Records shown »
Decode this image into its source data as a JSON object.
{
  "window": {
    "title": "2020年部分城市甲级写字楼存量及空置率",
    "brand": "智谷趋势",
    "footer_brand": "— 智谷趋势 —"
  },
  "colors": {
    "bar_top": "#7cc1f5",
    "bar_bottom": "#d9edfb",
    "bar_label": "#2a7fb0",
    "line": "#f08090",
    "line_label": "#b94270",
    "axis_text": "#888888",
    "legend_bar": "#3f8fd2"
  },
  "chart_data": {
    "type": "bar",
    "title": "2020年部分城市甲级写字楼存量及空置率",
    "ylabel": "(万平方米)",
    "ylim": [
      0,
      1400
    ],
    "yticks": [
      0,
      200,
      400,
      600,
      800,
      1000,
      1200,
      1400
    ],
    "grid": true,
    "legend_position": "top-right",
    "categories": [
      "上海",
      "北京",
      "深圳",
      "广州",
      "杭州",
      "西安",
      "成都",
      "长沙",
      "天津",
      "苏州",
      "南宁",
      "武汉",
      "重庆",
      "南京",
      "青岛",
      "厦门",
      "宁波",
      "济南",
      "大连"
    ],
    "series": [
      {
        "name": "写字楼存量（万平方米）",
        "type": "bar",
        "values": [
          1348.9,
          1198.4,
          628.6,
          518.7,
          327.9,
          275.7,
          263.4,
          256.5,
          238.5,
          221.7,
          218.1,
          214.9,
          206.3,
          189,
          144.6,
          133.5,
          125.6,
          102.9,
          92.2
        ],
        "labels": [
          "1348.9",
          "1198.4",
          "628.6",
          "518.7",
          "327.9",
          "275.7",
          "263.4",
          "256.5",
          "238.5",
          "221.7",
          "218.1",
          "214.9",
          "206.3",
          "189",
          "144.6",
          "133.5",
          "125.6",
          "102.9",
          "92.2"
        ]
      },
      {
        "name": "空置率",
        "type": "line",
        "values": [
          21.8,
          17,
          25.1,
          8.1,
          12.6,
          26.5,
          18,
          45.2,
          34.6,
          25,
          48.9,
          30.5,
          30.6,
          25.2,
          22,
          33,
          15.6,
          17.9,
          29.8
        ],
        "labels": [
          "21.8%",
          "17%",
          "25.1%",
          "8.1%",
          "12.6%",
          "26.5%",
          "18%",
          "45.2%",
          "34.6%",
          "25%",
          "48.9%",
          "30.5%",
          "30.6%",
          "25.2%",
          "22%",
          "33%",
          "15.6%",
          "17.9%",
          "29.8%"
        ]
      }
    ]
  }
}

Task to complete »
Reproduce the material verbatim, line by line.

Solution below »
Decode this image into its source data as a JSON object.
{
  "window": {
    "title": "2020年部分城市甲级写字楼存量及空置率",
    "brand": "智谷趋势",
    "footer_brand": "— 智谷趋势 —"
  },
  "colors": {
    "bar_top": "#7cc1f5",
    "bar_bottom": "#d9edfb",
    "bar_label": "#2a7fb0",
    "line": "#f08090",
    "line_label": "#b94270",
    "axis_text": "#888888",
    "legend_bar": "#3f8fd2"
  },
  "chart_data": {
    "type": "bar",
    "title": "2020年部分城市甲级写字楼存量及空置率",
    "ylabel": "(万平方米)",
    "ylim": [
      0,
      1400
    ],
    "yticks": [
      0,
      200,
      400,
      600,
      800,
      1000,
      1200,
      1400
    ],
    "grid": true,
    "legend_position": "top-right",
    "categories": [
      "上海",
      "北京",
      "深圳",
      "广州",
      "杭州",
      "西安",
      "成都",
      "长沙",
      "天津",
      "苏州",
      "南宁",
      "武汉",
      "重庆",
      "南京",
      "青岛",
      "厦门",
      "宁波",
      "济南",
      "大连"
    ],
    "series": [
      {
        "name": "写字楼存量（万平方米）",
        "type": "bar",
        "values": [
          1348.9,
          1198.4,
          628.6,
          518.7,
          327.9,
          275.7,
          263.4,
          256.5,
          238.5,
          221.7,
          218.1,
          214.9,
          206.3,
          189,
          144.6,
          133.5,
          125.6,
          102.9,
          92.2
        ],
        "labels": [
          "1348.9",
          "1198.4",
          "628.6",
          "518.7",
          "327.9",
          "275.7",
          "263.4",
          "256.5",
          "238.5",
          "221.7",
          "218.1",
          "214.9",
          "206.3",
          "189",
          "144.6",
          "133.5",
          "125.6",
          "102.9",
          "92.2"
        ]
      },
      {
        "name": "空置率",
        "type": "line",
        "values": [
          21.8,
          17,
          25.1,
          8.1,
          12.6,
          26.5,
          18,
          45.2,
          34.6,
          25,
          48.9,
          30.5,
          30.6,
          25.2,
          22,
          33,
          15.6,
          17.9,
          29.8
        ],
        "labels": [
          "21.8%",
          "17%",
          "25.1%",
          "8.1%",
          "12.6%",
          "26.5%",
          "18%",
          "45.2%",
          "34.6%",
          "25%",
          "48.9%",
          "30.5%",
          "30.6%",
          "25.2%",
          "22%",
          "33%",
          "15.6%",
          "17.9%",
          "29.8%"
        ]
      }
    ]
  }
}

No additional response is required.